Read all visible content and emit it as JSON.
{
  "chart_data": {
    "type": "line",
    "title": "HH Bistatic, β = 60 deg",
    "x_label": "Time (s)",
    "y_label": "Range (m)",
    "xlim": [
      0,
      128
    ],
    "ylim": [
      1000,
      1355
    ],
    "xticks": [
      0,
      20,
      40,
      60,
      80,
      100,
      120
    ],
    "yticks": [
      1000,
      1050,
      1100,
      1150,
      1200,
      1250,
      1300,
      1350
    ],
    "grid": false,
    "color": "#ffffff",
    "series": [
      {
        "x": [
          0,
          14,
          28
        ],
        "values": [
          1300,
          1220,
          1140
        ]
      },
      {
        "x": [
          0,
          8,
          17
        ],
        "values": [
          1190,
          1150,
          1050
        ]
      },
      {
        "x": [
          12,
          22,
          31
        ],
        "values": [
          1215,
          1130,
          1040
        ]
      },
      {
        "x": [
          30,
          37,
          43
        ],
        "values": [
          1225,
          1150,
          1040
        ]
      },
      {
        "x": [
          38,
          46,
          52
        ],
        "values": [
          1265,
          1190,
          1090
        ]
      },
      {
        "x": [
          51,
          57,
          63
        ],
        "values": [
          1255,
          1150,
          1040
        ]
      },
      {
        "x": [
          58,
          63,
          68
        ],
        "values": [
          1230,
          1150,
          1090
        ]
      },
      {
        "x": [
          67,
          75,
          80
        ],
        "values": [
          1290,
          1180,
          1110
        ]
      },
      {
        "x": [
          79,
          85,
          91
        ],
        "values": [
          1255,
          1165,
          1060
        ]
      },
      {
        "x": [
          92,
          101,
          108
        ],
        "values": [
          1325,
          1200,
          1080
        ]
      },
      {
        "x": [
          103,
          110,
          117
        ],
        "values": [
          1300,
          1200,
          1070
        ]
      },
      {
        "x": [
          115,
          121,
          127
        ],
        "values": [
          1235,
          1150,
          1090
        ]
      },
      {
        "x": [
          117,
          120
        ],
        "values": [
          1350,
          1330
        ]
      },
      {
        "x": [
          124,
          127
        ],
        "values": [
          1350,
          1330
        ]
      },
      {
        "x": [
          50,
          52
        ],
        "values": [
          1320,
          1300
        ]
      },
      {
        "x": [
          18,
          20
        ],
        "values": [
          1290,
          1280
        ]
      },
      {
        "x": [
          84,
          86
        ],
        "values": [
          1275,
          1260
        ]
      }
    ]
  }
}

==

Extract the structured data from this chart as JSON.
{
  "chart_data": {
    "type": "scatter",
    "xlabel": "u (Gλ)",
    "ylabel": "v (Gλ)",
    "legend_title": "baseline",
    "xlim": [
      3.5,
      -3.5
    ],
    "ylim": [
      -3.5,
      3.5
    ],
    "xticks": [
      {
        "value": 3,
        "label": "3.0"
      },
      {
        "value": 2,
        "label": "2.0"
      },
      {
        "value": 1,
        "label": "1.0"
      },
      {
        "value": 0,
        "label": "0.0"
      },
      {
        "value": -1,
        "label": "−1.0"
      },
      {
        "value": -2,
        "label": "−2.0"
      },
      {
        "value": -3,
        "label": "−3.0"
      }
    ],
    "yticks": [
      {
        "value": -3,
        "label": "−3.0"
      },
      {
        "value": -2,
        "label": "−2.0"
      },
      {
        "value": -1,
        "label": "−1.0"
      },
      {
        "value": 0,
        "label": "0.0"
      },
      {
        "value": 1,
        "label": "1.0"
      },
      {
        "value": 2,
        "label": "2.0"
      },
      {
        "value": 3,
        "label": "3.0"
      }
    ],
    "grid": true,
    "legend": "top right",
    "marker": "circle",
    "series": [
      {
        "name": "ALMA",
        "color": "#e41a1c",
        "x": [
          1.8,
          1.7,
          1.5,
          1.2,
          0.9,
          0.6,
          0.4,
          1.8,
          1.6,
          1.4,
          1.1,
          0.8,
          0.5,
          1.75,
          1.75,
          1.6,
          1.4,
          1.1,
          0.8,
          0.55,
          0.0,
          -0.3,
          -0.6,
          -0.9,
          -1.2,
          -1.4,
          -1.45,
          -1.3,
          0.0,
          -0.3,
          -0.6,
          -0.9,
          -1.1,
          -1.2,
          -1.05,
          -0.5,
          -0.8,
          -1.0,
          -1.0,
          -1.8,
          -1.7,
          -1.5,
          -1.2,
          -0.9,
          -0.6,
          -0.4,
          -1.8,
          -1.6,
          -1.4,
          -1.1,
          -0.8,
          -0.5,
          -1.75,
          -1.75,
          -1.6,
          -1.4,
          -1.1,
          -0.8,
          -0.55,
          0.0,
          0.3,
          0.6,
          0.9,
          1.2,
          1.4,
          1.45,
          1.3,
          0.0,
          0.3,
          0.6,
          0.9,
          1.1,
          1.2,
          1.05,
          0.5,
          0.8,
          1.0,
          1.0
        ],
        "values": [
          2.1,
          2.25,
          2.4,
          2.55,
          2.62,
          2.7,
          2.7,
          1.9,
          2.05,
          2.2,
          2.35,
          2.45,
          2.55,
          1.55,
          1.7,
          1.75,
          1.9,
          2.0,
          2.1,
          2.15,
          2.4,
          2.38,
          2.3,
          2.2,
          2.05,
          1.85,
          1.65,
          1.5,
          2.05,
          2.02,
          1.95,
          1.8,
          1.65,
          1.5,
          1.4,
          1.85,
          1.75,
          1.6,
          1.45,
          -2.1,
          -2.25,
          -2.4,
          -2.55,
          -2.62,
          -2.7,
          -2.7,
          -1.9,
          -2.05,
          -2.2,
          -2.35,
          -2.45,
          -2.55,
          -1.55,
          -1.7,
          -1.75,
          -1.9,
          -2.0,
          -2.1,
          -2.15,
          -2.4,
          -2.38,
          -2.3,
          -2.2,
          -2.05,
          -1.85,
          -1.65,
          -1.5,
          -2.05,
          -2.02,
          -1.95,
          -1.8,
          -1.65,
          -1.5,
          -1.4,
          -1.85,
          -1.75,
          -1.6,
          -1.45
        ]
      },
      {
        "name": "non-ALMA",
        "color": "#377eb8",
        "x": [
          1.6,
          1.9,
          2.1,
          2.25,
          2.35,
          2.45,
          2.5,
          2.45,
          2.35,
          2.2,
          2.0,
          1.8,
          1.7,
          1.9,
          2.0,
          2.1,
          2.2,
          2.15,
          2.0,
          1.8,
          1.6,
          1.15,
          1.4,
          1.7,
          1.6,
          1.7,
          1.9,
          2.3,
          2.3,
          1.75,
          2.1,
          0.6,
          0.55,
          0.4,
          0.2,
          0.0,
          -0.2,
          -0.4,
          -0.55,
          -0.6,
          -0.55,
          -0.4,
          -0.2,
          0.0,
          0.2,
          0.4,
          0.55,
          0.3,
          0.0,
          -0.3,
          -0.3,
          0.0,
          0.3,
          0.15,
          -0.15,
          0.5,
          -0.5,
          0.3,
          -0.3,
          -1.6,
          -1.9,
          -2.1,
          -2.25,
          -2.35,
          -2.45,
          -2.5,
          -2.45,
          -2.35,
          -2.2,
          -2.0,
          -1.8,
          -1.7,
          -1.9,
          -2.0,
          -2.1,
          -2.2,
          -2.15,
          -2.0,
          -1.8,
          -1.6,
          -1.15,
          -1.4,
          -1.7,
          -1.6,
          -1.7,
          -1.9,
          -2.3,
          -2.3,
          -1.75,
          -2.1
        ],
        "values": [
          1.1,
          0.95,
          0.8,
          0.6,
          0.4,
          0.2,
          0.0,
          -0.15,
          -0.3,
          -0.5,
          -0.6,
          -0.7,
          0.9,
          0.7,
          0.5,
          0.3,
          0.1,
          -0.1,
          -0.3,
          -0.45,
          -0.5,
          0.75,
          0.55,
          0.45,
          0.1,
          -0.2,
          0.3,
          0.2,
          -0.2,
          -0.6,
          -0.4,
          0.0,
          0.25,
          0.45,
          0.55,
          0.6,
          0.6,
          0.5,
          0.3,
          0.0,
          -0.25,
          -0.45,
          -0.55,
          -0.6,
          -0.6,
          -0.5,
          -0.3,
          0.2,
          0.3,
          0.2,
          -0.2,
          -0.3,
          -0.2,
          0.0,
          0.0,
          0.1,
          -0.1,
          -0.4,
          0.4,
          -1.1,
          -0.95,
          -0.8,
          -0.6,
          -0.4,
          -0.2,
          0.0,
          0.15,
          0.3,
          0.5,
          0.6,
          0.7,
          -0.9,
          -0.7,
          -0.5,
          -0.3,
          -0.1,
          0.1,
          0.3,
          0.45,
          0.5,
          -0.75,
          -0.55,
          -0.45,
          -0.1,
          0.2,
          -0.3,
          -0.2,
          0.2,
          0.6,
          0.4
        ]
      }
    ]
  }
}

---

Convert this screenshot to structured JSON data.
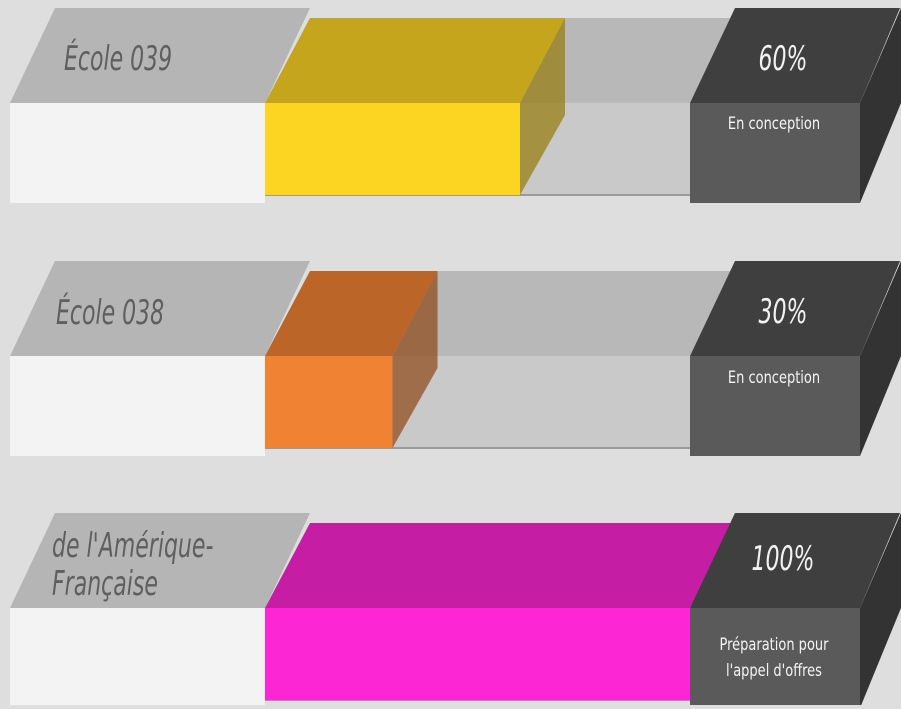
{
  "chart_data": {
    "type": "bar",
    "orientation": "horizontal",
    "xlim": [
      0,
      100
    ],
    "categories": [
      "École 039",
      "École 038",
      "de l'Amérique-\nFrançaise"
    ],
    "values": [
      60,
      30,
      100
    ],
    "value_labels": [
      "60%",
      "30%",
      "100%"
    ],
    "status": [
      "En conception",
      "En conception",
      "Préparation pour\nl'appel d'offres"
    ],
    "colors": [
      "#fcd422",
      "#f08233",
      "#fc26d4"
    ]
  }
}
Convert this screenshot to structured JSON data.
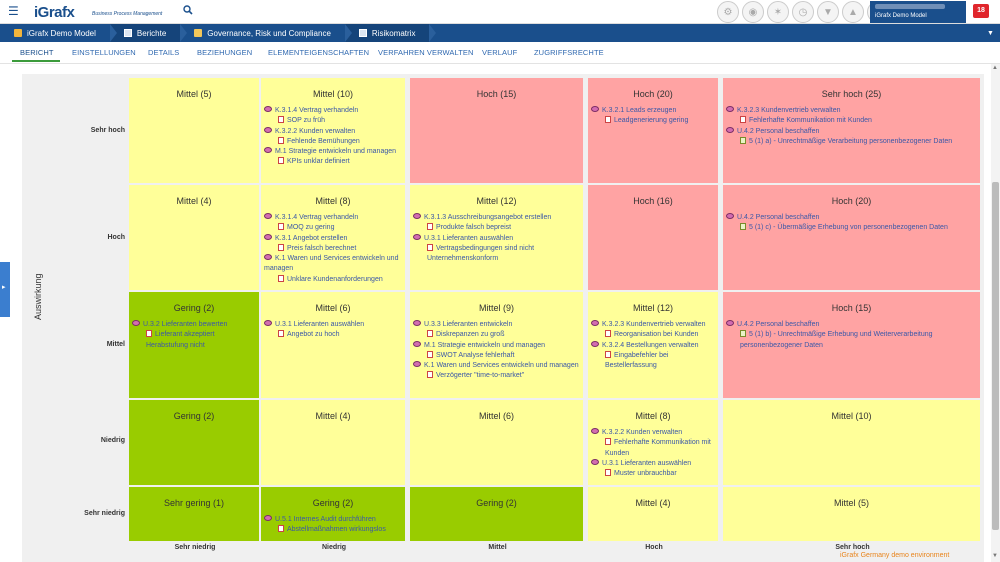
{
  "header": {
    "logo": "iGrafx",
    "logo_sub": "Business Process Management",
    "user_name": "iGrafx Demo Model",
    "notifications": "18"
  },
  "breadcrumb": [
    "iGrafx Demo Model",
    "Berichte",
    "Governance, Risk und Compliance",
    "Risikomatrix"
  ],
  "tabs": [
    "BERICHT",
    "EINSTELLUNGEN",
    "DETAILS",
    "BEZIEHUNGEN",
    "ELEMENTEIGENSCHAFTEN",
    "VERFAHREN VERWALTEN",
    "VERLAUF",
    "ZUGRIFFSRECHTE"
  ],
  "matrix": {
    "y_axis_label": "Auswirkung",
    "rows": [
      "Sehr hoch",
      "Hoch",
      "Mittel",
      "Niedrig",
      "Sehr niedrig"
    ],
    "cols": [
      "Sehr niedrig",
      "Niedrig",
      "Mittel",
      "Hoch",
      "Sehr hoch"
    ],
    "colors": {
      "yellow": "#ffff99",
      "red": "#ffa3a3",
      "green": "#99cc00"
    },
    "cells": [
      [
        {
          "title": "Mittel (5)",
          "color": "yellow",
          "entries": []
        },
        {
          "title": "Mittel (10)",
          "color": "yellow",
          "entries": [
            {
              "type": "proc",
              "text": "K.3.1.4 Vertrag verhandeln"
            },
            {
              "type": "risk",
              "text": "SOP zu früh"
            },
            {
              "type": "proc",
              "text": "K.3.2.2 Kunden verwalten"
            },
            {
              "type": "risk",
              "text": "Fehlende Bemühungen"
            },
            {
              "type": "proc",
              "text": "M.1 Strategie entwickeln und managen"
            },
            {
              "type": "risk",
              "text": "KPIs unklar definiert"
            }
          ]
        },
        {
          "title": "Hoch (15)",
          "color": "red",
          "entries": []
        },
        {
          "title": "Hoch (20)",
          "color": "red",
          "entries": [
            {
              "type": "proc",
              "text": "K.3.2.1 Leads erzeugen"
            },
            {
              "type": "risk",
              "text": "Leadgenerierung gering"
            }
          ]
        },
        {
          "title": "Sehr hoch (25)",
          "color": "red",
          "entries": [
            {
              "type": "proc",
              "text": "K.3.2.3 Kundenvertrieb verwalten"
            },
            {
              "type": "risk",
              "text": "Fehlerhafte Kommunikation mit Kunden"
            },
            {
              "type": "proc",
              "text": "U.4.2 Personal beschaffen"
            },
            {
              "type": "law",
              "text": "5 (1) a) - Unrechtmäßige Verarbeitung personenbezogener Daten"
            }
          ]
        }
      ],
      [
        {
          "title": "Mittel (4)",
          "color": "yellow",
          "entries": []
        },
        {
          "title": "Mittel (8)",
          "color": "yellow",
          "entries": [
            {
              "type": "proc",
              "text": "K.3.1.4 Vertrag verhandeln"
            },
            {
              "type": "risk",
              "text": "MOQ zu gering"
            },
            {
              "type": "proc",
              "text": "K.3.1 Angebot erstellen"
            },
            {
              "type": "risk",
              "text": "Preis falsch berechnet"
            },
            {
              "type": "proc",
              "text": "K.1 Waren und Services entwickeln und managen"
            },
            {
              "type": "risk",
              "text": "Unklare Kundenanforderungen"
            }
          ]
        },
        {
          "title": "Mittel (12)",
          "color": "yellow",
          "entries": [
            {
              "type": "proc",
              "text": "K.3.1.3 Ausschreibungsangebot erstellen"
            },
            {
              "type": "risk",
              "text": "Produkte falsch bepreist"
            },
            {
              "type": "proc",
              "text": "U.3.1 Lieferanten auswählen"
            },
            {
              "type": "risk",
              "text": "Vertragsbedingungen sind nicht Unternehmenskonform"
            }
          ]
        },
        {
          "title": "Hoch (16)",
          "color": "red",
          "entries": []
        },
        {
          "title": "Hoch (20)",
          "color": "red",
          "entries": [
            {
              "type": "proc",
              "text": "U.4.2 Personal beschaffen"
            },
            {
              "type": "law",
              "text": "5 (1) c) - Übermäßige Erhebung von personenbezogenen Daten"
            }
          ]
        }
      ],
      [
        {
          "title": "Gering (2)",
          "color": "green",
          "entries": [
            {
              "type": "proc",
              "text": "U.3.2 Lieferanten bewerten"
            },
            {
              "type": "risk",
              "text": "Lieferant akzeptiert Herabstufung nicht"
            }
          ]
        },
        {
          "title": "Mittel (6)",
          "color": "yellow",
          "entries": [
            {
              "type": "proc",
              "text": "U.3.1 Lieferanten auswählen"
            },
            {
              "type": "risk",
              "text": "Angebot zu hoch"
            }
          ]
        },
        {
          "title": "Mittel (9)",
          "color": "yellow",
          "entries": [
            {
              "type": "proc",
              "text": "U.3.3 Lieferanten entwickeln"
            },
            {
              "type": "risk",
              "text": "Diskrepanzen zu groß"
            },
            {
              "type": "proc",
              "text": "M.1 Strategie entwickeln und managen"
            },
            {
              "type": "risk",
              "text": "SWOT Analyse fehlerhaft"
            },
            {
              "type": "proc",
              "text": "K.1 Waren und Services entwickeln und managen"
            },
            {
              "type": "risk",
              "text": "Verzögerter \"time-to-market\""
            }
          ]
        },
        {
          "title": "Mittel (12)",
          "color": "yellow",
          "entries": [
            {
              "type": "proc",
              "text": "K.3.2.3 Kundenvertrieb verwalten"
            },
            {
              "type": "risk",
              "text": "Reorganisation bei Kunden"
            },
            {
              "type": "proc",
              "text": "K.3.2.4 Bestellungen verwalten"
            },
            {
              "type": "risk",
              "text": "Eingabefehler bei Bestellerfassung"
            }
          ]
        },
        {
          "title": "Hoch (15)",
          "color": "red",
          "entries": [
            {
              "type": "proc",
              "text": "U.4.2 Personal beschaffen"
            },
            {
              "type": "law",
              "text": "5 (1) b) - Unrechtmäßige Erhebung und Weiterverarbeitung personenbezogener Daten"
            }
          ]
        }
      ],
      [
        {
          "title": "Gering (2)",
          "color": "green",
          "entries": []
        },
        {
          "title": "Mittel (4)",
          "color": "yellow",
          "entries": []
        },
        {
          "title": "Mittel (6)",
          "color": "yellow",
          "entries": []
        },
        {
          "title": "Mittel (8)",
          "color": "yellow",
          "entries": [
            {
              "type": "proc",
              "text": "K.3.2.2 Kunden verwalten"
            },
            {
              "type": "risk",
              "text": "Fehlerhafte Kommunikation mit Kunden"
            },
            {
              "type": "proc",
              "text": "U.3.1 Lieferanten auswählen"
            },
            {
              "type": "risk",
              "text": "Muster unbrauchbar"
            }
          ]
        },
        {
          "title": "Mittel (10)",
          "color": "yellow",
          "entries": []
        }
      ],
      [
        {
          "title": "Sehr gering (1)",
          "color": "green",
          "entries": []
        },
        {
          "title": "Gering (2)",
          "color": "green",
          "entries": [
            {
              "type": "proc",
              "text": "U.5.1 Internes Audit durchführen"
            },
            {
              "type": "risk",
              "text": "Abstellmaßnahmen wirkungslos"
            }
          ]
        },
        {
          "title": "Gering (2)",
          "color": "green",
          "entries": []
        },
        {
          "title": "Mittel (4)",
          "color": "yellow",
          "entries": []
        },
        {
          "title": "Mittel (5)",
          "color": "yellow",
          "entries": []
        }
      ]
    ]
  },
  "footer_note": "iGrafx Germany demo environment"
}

▶ [THE PROBLEM] Check each line above for the string "falsch" and show the ones that have it.

▶ [EXPECTED ANSWER]
              "text": "Preis falsch berechnet"
              "text": "Produkte falsch bepreist"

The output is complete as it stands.